_WHAT TO WORK ON:_ Output every line exactly as written. Leave out pictures.

_SUPPLIED MATERIAL:_
::::
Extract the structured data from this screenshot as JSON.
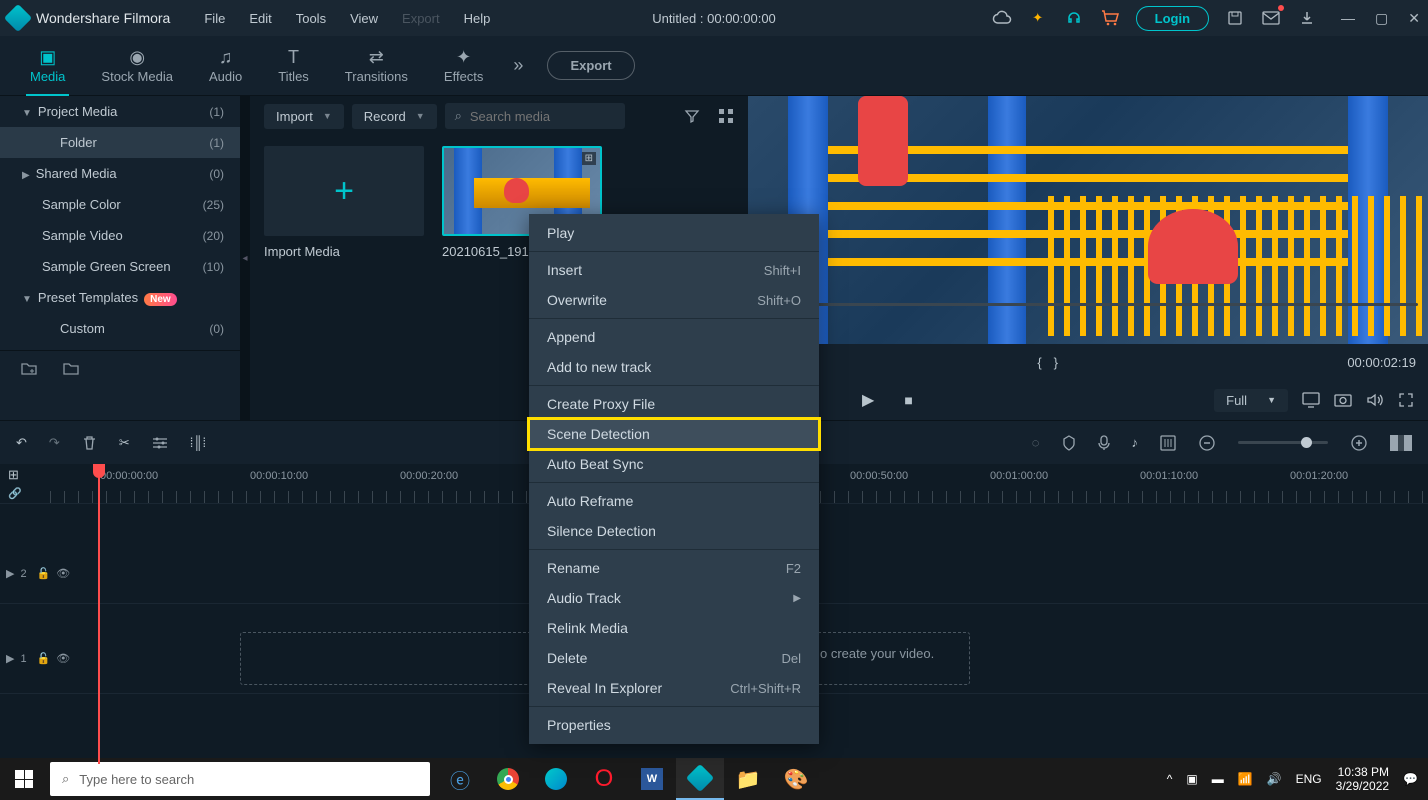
{
  "app": {
    "name": "Wondershare Filmora",
    "doc_title": "Untitled : 00:00:00:00"
  },
  "menu": {
    "file": "File",
    "edit": "Edit",
    "tools": "Tools",
    "view": "View",
    "export": "Export",
    "help": "Help"
  },
  "titlebar": {
    "login": "Login"
  },
  "tabs": {
    "media": "Media",
    "stock": "Stock Media",
    "audio": "Audio",
    "titles": "Titles",
    "transitions": "Transitions",
    "effects": "Effects",
    "export": "Export"
  },
  "sidebar": {
    "project_media": {
      "label": "Project Media",
      "count": "(1)"
    },
    "folder": {
      "label": "Folder",
      "count": "(1)"
    },
    "shared_media": {
      "label": "Shared Media",
      "count": "(0)"
    },
    "sample_color": {
      "label": "Sample Color",
      "count": "(25)"
    },
    "sample_video": {
      "label": "Sample Video",
      "count": "(20)"
    },
    "sample_green": {
      "label": "Sample Green Screen",
      "count": "(10)"
    },
    "preset_templates": {
      "label": "Preset Templates",
      "badge": "New"
    },
    "custom": {
      "label": "Custom",
      "count": "(0)"
    }
  },
  "media_panel": {
    "import": "Import",
    "record": "Record",
    "search_placeholder": "Search media",
    "import_media": "Import Media",
    "clip_name": "20210615_191"
  },
  "preview": {
    "time": "00:00:02:19",
    "full": "Full"
  },
  "context": {
    "play": "Play",
    "insert": "Insert",
    "insert_sc": "Shift+I",
    "overwrite": "Overwrite",
    "overwrite_sc": "Shift+O",
    "append": "Append",
    "add_track": "Add to new track",
    "proxy": "Create Proxy File",
    "scene": "Scene Detection",
    "beat": "Auto Beat Sync",
    "reframe": "Auto Reframe",
    "silence": "Silence Detection",
    "rename": "Rename",
    "rename_sc": "F2",
    "audio_track": "Audio Track",
    "relink": "Relink Media",
    "delete": "Delete",
    "delete_sc": "Del",
    "reveal": "Reveal In Explorer",
    "reveal_sc": "Ctrl+Shift+R",
    "properties": "Properties"
  },
  "timeline": {
    "ticks": [
      "00:00:00:00",
      "00:00:10:00",
      "00:00:20:00",
      "00:00:50:00",
      "00:01:00:00",
      "00:01:10:00",
      "00:01:20:00"
    ],
    "hint": "o create your video.",
    "track2": "2",
    "track1": "1"
  },
  "taskbar": {
    "search": "Type here to search",
    "lang": "ENG",
    "time": "10:38 PM",
    "date": "3/29/2022"
  }
}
::::
_FULL SOLUTION:_
Extract the structured data from this screenshot as JSON.
{
  "app": {
    "name": "Wondershare Filmora",
    "doc_title": "Untitled : 00:00:00:00"
  },
  "menu": {
    "file": "File",
    "edit": "Edit",
    "tools": "Tools",
    "view": "View",
    "export": "Export",
    "help": "Help"
  },
  "titlebar": {
    "login": "Login"
  },
  "tabs": {
    "media": "Media",
    "stock": "Stock Media",
    "audio": "Audio",
    "titles": "Titles",
    "transitions": "Transitions",
    "effects": "Effects",
    "export": "Export"
  },
  "sidebar": {
    "project_media": {
      "label": "Project Media",
      "count": "(1)"
    },
    "folder": {
      "label": "Folder",
      "count": "(1)"
    },
    "shared_media": {
      "label": "Shared Media",
      "count": "(0)"
    },
    "sample_color": {
      "label": "Sample Color",
      "count": "(25)"
    },
    "sample_video": {
      "label": "Sample Video",
      "count": "(20)"
    },
    "sample_green": {
      "label": "Sample Green Screen",
      "count": "(10)"
    },
    "preset_templates": {
      "label": "Preset Templates",
      "badge": "New"
    },
    "custom": {
      "label": "Custom",
      "count": "(0)"
    }
  },
  "media_panel": {
    "import": "Import",
    "record": "Record",
    "search_placeholder": "Search media",
    "import_media": "Import Media",
    "clip_name": "20210615_191"
  },
  "preview": {
    "time": "00:00:02:19",
    "full": "Full"
  },
  "context": {
    "play": "Play",
    "insert": "Insert",
    "insert_sc": "Shift+I",
    "overwrite": "Overwrite",
    "overwrite_sc": "Shift+O",
    "append": "Append",
    "add_track": "Add to new track",
    "proxy": "Create Proxy File",
    "scene": "Scene Detection",
    "beat": "Auto Beat Sync",
    "reframe": "Auto Reframe",
    "silence": "Silence Detection",
    "rename": "Rename",
    "rename_sc": "F2",
    "audio_track": "Audio Track",
    "relink": "Relink Media",
    "delete": "Delete",
    "delete_sc": "Del",
    "reveal": "Reveal In Explorer",
    "reveal_sc": "Ctrl+Shift+R",
    "properties": "Properties"
  },
  "timeline": {
    "ticks": [
      "00:00:00:00",
      "00:00:10:00",
      "00:00:20:00",
      "00:00:50:00",
      "00:01:00:00",
      "00:01:10:00",
      "00:01:20:00"
    ],
    "hint": "o create your video.",
    "track2": "2",
    "track1": "1"
  },
  "taskbar": {
    "search": "Type here to search",
    "lang": "ENG",
    "time": "10:38 PM",
    "date": "3/29/2022"
  }
}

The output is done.